| What you have to do |
According to the thread on sharding, what are the only three things a user record in the message database needs to hold?

Sharding, and all that

Fri Dec 19 11:46:34 GMT 2008

Richard Huxton wrote:
> Yep - that's what "sharding" is all about - separate disconnected silos
> of data. 

I thought sharding specifically related to horizontal partitioning.  i.e.
splitting one table across several databases,  e.g. records with even row
ids in one DB, odd in another.  Apologies if my terminology is wrong.

I was thinking more specifically about vertical partitioning along the
functional boundaries which wouldn't be sharding by my (possibly incorrect)
definition.  Apologies for being off-topic, too  :-)

> Then you're not maintaining referential integrity. There's no point in
> having a user-id that doesn't *mean* anything. 

I'm not suggesting that the user id doesn't mean anything.  It means
exactly the same thing as it does in any other database - a unique
identifier to a user record.

I'm saying that the user record in the message DB doesn't need to
store email address, username, password, favourite colour, challenge
question/response, and all the other cruft that goes with user administration.
All it needs is a unique id, an authentication realm (identifying the
authentication service) and authentication token (identifying the user
at that service).  And perhaps any message-board specific niceties such
as your local nick and display preferences.

Similarly in the authentication DB there's no need to store information
in the users table relating to message board preferences.

I can see that trivially splitting one user table into two leads to all
sorts of integrity problem.  But I'm thinking of them as two separate
user databases from the outset and accepting that they're potentially
disjoint.

The best (but poor) example I can think of right now is how my gravatar
popped up automatically when I signed up at github.  Not because the github
user database is referentially at one with the gravatar database, but because
I used the same public identifier (my email address) on both systems.

So it could be argued that there is *a* point in having a user id (such
as email address) that doesn't *mean* anything to the *current* database,
because it might have meaning to *other* databases.  It's the closest
thing we've got to referential integrity in a distributed world.

> Primary keys, foreign
> keys and all the other bits and pieces of RI in a SQL database are there
> to maintain the *meaning* of your data.

Sure, I recognise the fact that you lose referential integrity at the
boundary between your db and the "outside world".  But internally,
the DB remains referentially intact.  The message board still has its
own user records for messages to reference.  The fact that the authentication
realm/token may at some point in the future become invalid is really no
different to the current situation where a user's email address changes
and they can no longer login or get a password reminder/reset.

| Stored records |
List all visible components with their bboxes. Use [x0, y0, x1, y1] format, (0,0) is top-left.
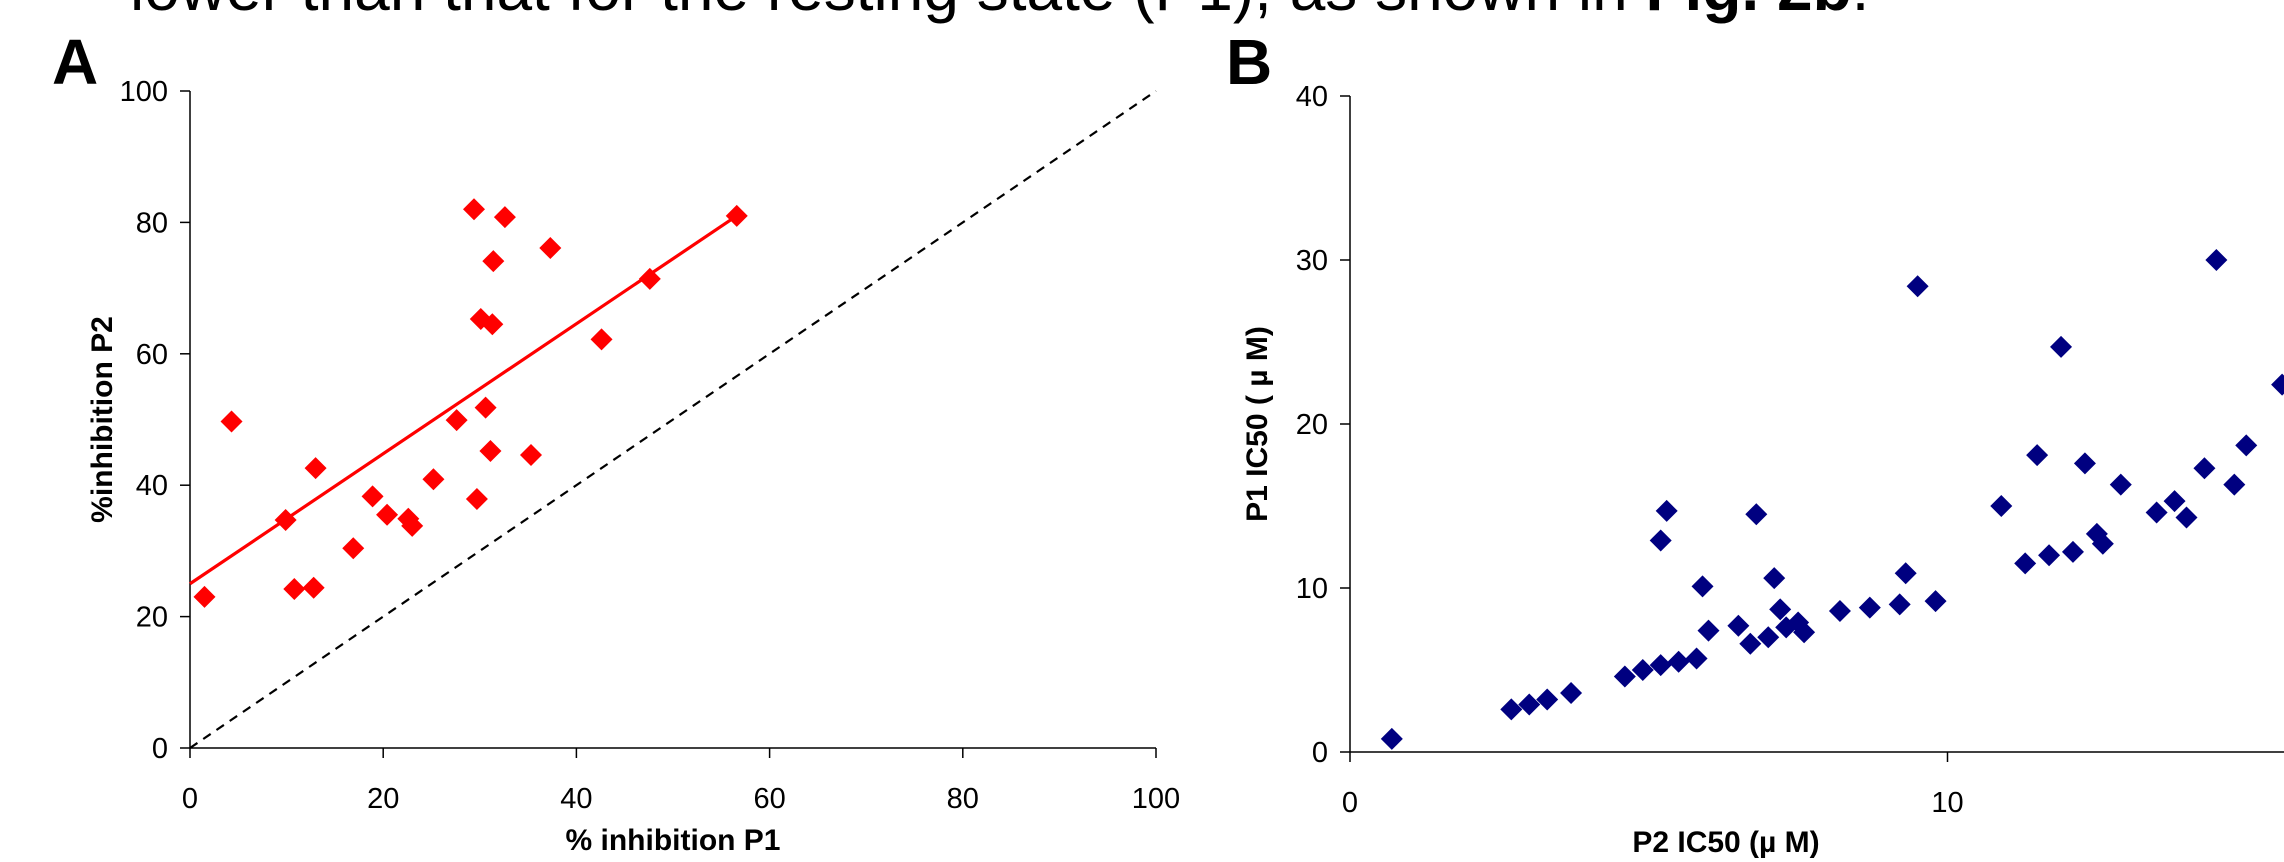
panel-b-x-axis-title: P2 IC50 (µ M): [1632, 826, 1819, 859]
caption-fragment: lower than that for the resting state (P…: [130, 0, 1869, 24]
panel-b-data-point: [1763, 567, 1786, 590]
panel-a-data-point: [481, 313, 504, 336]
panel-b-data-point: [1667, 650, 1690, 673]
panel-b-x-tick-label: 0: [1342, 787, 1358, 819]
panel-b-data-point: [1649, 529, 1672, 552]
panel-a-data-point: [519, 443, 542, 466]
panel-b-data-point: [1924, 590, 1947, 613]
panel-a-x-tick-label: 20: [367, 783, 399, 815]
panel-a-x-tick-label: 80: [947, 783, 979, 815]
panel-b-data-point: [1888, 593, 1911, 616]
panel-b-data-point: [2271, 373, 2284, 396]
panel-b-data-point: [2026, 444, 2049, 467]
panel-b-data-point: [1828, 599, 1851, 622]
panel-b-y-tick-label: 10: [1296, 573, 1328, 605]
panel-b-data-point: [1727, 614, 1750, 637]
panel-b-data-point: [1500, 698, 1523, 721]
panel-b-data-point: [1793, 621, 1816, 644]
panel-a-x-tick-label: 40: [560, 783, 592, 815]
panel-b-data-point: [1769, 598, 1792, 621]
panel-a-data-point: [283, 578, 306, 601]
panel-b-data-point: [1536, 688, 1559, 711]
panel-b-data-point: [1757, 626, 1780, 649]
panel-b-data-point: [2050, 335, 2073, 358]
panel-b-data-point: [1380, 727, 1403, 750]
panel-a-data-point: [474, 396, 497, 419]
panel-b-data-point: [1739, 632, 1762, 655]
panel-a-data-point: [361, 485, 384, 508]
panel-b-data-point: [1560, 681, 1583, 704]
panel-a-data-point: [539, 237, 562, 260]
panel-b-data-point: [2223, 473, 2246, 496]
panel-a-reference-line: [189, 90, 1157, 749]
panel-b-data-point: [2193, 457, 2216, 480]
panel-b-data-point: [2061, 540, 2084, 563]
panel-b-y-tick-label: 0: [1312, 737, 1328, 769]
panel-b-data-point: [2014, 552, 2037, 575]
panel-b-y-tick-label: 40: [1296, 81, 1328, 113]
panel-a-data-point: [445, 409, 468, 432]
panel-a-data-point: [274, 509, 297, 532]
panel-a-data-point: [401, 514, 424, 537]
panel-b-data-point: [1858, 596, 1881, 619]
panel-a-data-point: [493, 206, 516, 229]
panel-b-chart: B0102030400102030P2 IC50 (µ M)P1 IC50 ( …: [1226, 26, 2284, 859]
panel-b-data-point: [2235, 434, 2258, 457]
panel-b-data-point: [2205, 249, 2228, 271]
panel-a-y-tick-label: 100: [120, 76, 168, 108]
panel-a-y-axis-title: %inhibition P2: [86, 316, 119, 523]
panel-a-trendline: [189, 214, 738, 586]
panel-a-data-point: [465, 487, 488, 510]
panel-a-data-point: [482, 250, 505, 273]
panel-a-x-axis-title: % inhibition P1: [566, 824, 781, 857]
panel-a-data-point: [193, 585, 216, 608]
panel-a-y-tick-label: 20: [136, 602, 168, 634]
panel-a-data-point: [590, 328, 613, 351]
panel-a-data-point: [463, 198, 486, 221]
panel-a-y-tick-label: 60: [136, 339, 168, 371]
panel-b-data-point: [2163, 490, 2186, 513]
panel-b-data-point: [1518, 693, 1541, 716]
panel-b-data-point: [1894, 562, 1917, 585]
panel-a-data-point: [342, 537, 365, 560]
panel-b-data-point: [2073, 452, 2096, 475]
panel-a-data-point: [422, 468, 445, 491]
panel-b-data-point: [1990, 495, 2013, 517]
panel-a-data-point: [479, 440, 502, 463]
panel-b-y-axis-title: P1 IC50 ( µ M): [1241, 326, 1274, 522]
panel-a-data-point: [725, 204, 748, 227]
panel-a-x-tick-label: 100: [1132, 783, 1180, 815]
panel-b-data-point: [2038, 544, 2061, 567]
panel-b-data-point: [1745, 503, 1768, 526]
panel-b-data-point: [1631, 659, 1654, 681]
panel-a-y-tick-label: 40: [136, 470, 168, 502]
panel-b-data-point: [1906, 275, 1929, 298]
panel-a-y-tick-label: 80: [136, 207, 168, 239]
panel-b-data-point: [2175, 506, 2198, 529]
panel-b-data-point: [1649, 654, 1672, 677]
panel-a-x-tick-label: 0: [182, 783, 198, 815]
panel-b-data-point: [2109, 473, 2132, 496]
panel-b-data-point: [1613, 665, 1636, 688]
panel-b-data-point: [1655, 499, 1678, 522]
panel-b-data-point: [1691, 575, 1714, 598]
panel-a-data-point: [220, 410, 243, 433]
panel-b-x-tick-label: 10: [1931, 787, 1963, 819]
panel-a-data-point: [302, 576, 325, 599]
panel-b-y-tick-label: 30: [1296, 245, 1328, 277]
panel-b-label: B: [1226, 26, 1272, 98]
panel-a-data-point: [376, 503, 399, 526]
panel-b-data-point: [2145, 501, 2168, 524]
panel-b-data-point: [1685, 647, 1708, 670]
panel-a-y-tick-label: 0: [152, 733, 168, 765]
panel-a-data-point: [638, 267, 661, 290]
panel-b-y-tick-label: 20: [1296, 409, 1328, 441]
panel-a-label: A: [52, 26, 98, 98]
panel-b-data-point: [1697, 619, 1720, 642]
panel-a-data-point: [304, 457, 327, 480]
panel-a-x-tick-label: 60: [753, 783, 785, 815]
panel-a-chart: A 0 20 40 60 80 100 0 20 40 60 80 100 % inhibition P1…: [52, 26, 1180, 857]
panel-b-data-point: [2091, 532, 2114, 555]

| Written answer |
A unique id, an authentication realm, and an authentication token.